*Task prompt*
Echo the material starting with the line that contains "UI element localization: list" and going on through the line that contains "line-9: 量为 (x₁, y₁, z₁), 则", both included, and nothing else. Leave the pictures out of your answer.

*Records provided*

---------------

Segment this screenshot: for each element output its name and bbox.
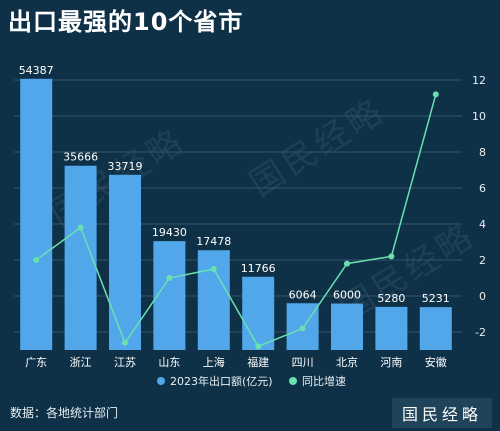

---------------

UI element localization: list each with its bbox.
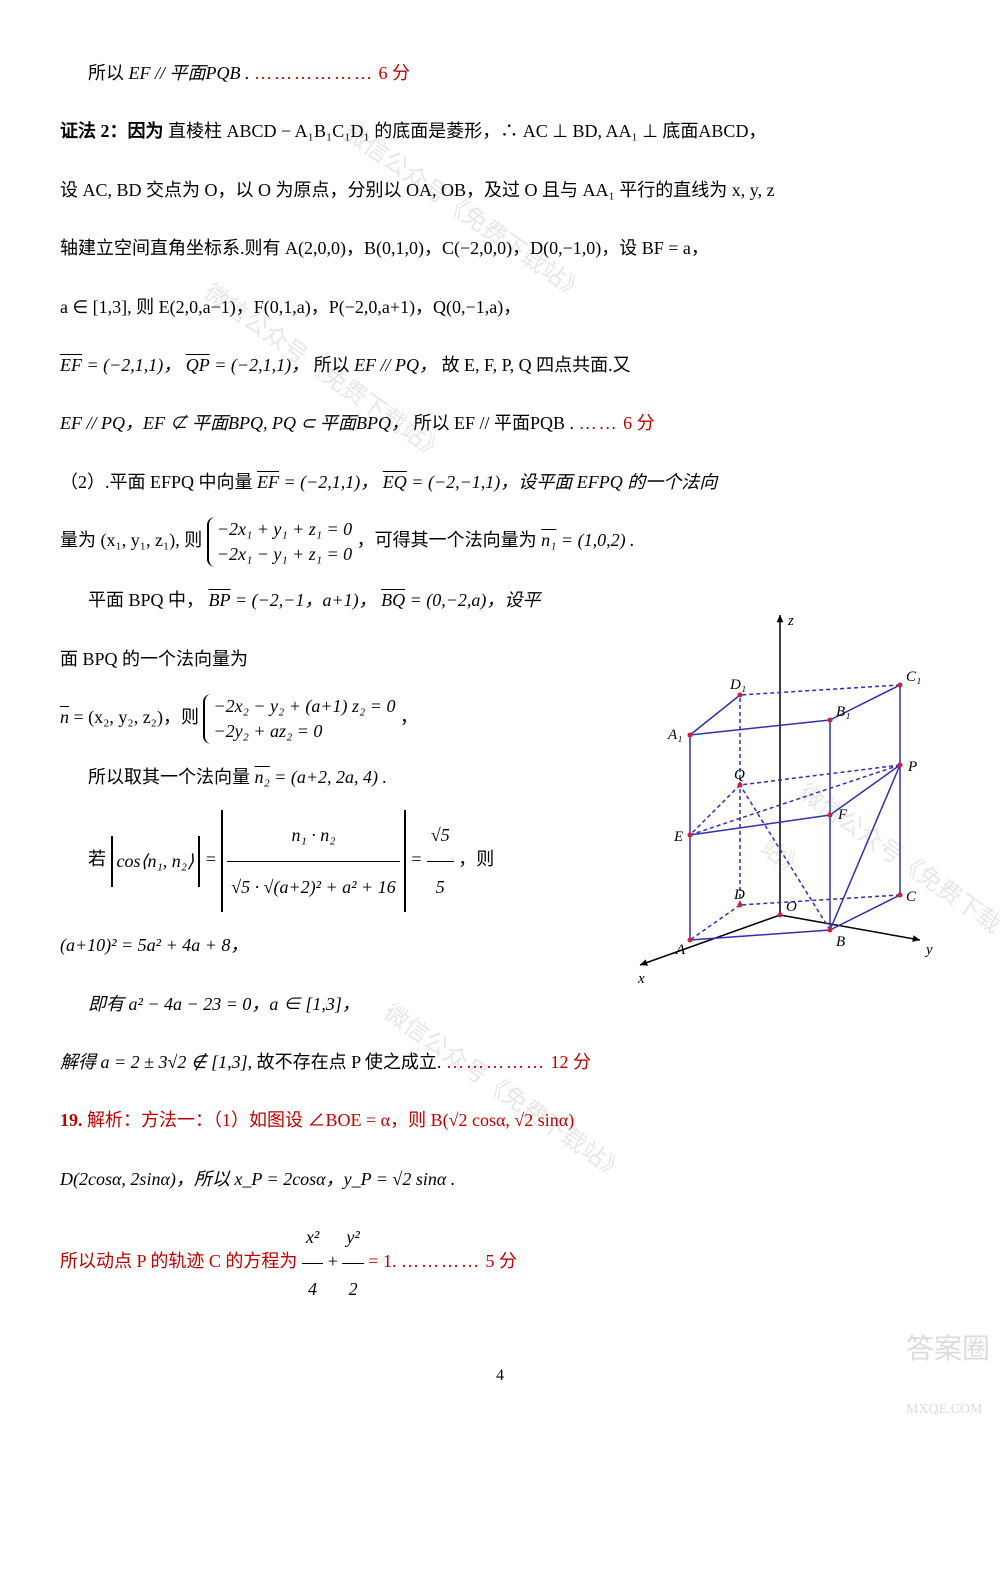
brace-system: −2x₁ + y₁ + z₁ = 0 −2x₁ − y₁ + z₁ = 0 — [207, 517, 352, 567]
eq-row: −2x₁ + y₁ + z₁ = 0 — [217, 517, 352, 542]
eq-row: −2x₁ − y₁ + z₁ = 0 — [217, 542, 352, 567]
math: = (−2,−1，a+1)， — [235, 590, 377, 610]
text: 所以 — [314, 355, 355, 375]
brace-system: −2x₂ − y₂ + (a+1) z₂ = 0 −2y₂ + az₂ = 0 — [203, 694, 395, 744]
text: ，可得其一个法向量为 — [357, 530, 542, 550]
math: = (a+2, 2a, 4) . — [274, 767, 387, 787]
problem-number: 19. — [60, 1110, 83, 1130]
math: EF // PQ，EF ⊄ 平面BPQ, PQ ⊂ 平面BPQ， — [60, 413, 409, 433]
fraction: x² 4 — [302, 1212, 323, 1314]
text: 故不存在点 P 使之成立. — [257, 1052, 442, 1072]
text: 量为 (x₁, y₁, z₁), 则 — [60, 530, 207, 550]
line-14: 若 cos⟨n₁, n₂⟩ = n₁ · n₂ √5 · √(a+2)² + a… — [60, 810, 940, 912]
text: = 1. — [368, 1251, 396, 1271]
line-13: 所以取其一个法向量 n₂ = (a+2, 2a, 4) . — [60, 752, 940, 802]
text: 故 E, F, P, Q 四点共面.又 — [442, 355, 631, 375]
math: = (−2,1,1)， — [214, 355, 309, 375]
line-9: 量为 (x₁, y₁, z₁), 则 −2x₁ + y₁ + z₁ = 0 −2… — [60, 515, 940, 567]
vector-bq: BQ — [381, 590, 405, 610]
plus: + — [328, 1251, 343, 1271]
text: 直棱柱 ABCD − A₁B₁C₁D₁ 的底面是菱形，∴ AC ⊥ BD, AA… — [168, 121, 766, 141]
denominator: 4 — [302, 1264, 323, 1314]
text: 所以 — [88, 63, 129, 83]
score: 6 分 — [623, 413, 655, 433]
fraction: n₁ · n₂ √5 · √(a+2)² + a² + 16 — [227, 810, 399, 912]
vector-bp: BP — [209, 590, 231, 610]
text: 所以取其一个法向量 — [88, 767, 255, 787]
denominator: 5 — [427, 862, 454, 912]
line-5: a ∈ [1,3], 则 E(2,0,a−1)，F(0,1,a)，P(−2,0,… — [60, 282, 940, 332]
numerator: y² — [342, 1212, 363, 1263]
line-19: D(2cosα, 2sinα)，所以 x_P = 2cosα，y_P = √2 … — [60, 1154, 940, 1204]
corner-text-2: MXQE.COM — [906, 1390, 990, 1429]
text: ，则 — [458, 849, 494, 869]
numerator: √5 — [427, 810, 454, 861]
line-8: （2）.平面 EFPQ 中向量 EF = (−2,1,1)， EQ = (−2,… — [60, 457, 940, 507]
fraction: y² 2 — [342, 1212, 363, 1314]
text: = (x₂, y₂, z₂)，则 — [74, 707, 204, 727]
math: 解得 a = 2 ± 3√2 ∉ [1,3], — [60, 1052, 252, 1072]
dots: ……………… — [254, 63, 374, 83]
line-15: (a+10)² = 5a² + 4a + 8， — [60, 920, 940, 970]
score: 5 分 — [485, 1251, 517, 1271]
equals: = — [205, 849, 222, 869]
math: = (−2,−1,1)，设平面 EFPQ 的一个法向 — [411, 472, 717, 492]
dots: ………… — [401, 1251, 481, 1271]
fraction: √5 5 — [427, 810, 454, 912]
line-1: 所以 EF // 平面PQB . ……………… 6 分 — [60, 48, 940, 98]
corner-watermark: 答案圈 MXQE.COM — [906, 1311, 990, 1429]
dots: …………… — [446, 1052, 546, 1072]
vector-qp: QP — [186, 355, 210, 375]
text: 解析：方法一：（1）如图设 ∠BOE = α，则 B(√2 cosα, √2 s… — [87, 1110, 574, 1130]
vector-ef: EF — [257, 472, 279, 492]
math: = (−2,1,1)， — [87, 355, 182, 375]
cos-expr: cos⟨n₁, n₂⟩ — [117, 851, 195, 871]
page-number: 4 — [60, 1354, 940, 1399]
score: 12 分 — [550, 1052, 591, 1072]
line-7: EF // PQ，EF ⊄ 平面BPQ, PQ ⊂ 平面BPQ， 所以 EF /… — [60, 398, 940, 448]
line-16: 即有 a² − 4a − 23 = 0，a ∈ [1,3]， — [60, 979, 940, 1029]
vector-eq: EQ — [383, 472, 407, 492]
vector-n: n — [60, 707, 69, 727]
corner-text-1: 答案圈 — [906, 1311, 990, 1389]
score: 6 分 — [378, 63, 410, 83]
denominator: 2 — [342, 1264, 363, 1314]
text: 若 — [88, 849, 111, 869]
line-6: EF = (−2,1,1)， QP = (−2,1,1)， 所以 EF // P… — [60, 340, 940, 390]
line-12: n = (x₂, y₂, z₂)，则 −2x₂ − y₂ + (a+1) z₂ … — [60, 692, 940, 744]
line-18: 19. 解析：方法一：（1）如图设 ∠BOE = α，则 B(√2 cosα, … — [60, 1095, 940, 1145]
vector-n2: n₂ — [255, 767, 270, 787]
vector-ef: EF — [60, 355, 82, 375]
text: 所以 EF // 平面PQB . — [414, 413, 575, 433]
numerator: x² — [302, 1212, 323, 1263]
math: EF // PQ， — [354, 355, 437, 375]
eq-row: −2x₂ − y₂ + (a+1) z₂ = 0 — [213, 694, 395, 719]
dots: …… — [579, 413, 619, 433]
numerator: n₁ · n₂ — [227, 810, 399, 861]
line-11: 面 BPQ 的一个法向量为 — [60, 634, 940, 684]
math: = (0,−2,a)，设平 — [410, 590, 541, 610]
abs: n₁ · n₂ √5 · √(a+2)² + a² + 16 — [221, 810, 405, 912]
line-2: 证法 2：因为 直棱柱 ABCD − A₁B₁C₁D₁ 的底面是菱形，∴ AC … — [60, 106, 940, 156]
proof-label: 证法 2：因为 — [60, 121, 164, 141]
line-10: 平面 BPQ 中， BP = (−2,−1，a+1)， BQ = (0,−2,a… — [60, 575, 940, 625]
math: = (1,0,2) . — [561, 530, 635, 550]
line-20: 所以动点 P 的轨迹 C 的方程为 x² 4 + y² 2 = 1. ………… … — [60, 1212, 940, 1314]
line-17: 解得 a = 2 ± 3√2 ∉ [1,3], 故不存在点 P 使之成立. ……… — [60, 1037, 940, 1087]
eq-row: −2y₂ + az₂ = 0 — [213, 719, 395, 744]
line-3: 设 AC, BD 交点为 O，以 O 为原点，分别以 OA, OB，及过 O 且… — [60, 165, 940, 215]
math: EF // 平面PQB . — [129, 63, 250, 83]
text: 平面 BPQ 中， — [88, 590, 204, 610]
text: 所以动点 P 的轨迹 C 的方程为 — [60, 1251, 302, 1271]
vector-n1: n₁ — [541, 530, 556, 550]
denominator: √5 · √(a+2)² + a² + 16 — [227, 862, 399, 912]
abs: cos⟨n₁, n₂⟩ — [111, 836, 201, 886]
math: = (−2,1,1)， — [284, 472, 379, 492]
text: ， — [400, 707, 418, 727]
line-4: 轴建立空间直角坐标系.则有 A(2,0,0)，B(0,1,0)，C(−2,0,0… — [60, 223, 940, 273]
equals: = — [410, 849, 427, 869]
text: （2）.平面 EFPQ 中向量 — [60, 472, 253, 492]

---------------

*Written reply*
UI element localization: list each with its bbox.
brace-system: −2x₁ + y₁ + z₁ = 0 −2x₁ − y₁ + z₁ = 0 — [207, 517, 352, 567]
eq-row: −2x₁ + y₁ + z₁ = 0 — [217, 517, 352, 542]
eq-row: −2x₁ − y₁ + z₁ = 0 — [217, 542, 352, 567]
math: = (−2,−1，a+1)， — [235, 590, 377, 610]
text: 所以 — [314, 355, 355, 375]
brace-system: −2x₂ − y₂ + (a+1) z₂ = 0 −2y₂ + az₂ = 0 — [203, 694, 395, 744]
text: ，可得其一个法向量为 — [357, 530, 542, 550]
math: = (a+2, 2a, 4) . — [274, 767, 387, 787]
problem-number: 19. — [60, 1110, 83, 1130]
math: EF // PQ，EF ⊄ 平面BPQ, PQ ⊂ 平面BPQ， — [60, 413, 409, 433]
fraction: x² 4 — [302, 1212, 323, 1314]
text: 故不存在点 P 使之成立. — [257, 1052, 442, 1072]
text: 量为 (x₁, y₁, z₁), 则 — [60, 530, 207, 550]
line-14: 若 cos⟨n₁, n₂⟩ = n₁ · n₂ √5 · √(a+2)² + a… — [60, 810, 940, 912]
text: = 1. — [368, 1251, 396, 1271]
line-13: 所以取其一个法向量 n₂ = (a+2, 2a, 4) . — [60, 752, 940, 802]
text: 故 E, F, P, Q 四点共面.又 — [442, 355, 631, 375]
math: = (−2,1,1)， — [214, 355, 309, 375]
line-9: 量为 (x₁, y₁, z₁), 则 −2x₁ + y₁ + z₁ = 0 −2… — [60, 515, 940, 567]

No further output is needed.